-- Start Recorded information --

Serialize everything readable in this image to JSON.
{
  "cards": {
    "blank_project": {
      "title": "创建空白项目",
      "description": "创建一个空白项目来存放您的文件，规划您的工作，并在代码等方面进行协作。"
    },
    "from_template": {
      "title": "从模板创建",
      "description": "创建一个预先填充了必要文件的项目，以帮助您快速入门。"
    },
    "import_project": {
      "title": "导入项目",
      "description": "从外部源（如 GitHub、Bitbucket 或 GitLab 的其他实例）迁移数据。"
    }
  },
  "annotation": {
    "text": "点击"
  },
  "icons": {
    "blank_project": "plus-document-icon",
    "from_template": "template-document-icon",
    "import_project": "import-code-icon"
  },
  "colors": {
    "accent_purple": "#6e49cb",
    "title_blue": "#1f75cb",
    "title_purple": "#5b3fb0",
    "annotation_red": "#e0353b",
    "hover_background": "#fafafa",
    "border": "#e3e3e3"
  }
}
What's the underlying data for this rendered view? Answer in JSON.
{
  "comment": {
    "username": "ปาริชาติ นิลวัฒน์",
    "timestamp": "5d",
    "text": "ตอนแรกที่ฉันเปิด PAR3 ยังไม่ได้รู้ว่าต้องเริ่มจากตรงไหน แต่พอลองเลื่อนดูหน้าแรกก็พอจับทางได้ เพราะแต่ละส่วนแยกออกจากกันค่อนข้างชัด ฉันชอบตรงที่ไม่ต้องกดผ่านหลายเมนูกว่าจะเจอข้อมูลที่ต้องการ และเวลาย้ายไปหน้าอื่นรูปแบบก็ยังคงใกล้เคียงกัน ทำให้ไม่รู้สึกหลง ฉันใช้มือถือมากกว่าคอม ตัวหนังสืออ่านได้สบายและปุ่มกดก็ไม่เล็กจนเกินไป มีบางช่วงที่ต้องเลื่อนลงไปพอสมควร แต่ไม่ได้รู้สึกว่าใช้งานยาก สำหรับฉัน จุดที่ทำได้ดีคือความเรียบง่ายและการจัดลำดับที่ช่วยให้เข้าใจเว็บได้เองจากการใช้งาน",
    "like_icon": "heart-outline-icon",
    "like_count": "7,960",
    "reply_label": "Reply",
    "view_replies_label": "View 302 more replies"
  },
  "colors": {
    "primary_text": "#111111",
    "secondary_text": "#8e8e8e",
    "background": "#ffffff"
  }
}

-- End Recorded information --

Identify and copy lines that hold the string "document".

**Response:**
    "blank_project": "plus-document-icon",
    "from_template": "template-document-icon",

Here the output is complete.